* _Exercise objective_:
Tally how many lines include "this". The number is the whole answer.

[Extracted records]
++++++++++

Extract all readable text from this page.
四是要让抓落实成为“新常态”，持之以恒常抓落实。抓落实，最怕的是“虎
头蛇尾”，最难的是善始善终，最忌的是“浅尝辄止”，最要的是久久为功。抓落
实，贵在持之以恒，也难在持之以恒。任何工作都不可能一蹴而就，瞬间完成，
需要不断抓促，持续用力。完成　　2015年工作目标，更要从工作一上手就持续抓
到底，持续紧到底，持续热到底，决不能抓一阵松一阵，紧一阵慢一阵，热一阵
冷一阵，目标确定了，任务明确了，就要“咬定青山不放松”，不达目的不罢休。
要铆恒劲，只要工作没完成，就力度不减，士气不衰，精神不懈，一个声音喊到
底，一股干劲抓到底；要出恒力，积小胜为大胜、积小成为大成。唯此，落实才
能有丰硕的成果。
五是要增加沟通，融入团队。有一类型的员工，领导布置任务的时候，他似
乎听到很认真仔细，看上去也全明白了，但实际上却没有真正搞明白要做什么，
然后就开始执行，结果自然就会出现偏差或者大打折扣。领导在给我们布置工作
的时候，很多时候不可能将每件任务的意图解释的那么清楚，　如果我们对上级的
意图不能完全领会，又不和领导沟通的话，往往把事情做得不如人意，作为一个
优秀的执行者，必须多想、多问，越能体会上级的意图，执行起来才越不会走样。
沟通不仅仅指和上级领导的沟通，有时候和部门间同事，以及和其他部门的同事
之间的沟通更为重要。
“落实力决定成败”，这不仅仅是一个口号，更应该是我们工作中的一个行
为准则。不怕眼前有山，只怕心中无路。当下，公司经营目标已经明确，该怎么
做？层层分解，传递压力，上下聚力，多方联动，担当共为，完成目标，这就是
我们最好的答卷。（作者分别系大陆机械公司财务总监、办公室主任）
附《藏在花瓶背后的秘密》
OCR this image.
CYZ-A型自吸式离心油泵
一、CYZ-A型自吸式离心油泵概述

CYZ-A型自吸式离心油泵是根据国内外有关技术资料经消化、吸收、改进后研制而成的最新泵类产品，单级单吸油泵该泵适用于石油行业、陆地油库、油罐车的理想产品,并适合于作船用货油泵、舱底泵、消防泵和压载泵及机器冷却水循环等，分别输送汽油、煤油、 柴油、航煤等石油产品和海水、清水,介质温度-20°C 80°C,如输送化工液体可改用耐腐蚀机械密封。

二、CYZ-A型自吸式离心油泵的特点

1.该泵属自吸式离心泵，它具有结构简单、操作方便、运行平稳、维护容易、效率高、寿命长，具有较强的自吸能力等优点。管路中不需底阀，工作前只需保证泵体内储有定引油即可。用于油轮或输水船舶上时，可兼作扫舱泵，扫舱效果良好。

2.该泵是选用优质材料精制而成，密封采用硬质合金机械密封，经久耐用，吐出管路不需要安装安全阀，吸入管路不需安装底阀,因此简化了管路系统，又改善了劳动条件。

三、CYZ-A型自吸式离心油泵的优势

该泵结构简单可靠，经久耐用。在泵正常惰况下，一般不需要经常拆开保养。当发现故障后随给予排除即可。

++++++++++

* _Output_:
2